Exercise brief:
Rewrite the lines below, changing each "emphasis-text" to "highlight-text" and keeping everything else the same. Leave out the pictures.

++++++++

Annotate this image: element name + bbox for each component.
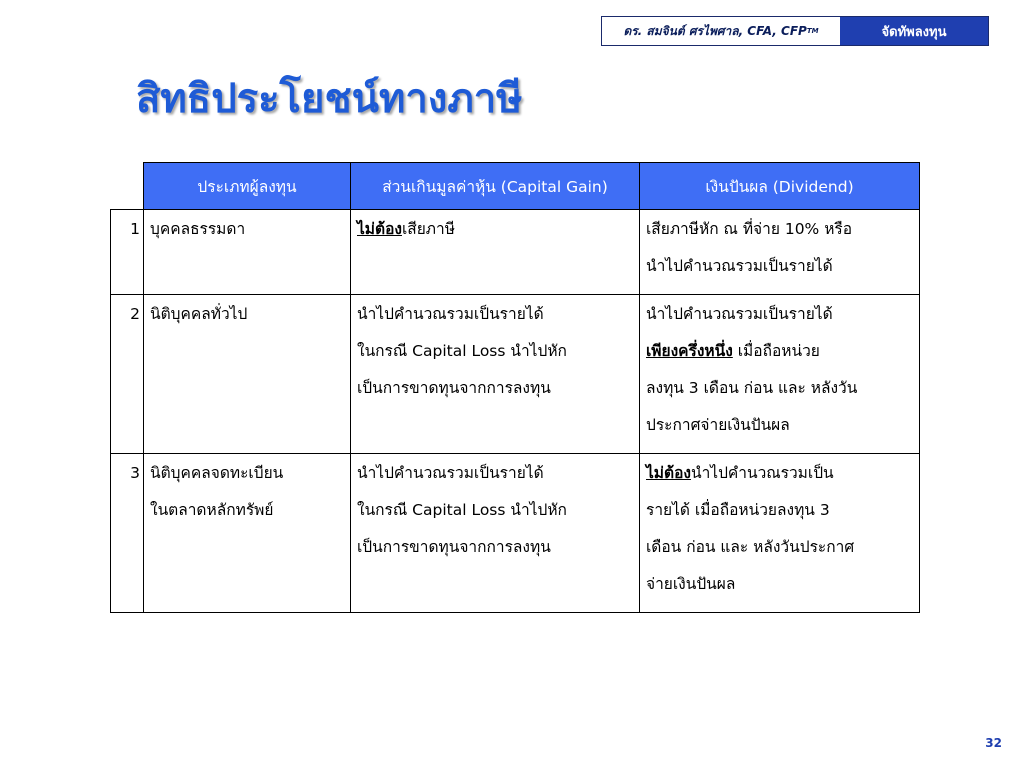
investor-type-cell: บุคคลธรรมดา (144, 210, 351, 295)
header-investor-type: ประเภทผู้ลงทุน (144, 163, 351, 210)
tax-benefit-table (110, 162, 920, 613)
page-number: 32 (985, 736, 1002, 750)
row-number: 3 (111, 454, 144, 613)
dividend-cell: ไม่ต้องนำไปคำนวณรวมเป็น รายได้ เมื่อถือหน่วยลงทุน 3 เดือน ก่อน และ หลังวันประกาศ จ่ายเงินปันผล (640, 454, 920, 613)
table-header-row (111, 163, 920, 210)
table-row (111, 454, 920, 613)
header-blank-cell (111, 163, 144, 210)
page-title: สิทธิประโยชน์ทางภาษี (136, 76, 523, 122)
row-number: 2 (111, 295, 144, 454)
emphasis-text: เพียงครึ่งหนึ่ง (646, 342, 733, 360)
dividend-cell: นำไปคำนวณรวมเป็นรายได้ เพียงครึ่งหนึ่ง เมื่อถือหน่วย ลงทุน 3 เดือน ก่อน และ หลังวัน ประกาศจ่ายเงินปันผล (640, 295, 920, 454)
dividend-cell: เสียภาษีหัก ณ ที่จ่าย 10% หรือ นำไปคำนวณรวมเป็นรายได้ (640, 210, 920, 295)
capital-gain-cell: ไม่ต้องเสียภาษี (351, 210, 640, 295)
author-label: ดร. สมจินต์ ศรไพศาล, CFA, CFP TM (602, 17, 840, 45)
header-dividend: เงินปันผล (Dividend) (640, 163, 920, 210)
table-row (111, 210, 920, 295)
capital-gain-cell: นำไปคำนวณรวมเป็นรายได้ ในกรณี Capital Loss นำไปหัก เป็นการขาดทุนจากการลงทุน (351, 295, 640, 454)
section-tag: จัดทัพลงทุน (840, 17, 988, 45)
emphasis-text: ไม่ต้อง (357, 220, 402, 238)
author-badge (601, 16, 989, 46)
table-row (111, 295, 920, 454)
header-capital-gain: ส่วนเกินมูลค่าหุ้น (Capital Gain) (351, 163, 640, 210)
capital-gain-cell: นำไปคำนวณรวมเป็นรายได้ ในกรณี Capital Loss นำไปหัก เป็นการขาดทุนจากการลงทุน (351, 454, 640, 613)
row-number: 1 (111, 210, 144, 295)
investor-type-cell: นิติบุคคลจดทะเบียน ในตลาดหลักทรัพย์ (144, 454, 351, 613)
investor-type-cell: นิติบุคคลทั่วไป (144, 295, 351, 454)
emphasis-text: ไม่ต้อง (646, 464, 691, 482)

++++++++

Final answer:
Annotate this image: element name + bbox for each component.
investor-type-cell: บุคคลธรรมดา (144, 210, 351, 295)
header-investor-type: ประเภทผู้ลงทุน (144, 163, 351, 210)
tax-benefit-table (110, 162, 920, 613)
page-number: 32 (985, 736, 1002, 750)
row-number: 3 (111, 454, 144, 613)
dividend-cell: ไม่ต้องนำไปคำนวณรวมเป็น รายได้ เมื่อถือหน่วยลงทุน 3 เดือน ก่อน และ หลังวันประกาศ จ่ายเงินปันผล (640, 454, 920, 613)
table-header-row (111, 163, 920, 210)
table-row (111, 454, 920, 613)
header-blank-cell (111, 163, 144, 210)
page-title: สิทธิประโยชน์ทางภาษี (136, 76, 523, 122)
row-number: 2 (111, 295, 144, 454)
highlight-text: เพียงครึ่งหนึ่ง (646, 342, 733, 360)
dividend-cell: นำไปคำนวณรวมเป็นรายได้ เพียงครึ่งหนึ่ง เมื่อถือหน่วย ลงทุน 3 เดือน ก่อน และ หลังวัน ประกาศจ่ายเงินปันผล (640, 295, 920, 454)
dividend-cell: เสียภาษีหัก ณ ที่จ่าย 10% หรือ นำไปคำนวณรวมเป็นรายได้ (640, 210, 920, 295)
capital-gain-cell: ไม่ต้องเสียภาษี (351, 210, 640, 295)
author-label: ดร. สมจินต์ ศรไพศาล, CFA, CFP TM (602, 17, 840, 45)
header-dividend: เงินปันผล (Dividend) (640, 163, 920, 210)
table-row (111, 210, 920, 295)
capital-gain-cell: นำไปคำนวณรวมเป็นรายได้ ในกรณี Capital Loss นำไปหัก เป็นการขาดทุนจากการลงทุน (351, 295, 640, 454)
section-tag: จัดทัพลงทุน (840, 17, 988, 45)
highlight-text: ไม่ต้อง (357, 220, 402, 238)
author-badge (601, 16, 989, 46)
table-row (111, 295, 920, 454)
header-capital-gain: ส่วนเกินมูลค่าหุ้น (Capital Gain) (351, 163, 640, 210)
capital-gain-cell: นำไปคำนวณรวมเป็นรายได้ ในกรณี Capital Loss นำไปหัก เป็นการขาดทุนจากการลงทุน (351, 454, 640, 613)
row-number: 1 (111, 210, 144, 295)
investor-type-cell: นิติบุคคลจดทะเบียน ในตลาดหลักทรัพย์ (144, 454, 351, 613)
investor-type-cell: นิติบุคคลทั่วไป (144, 295, 351, 454)
highlight-text: ไม่ต้อง (646, 464, 691, 482)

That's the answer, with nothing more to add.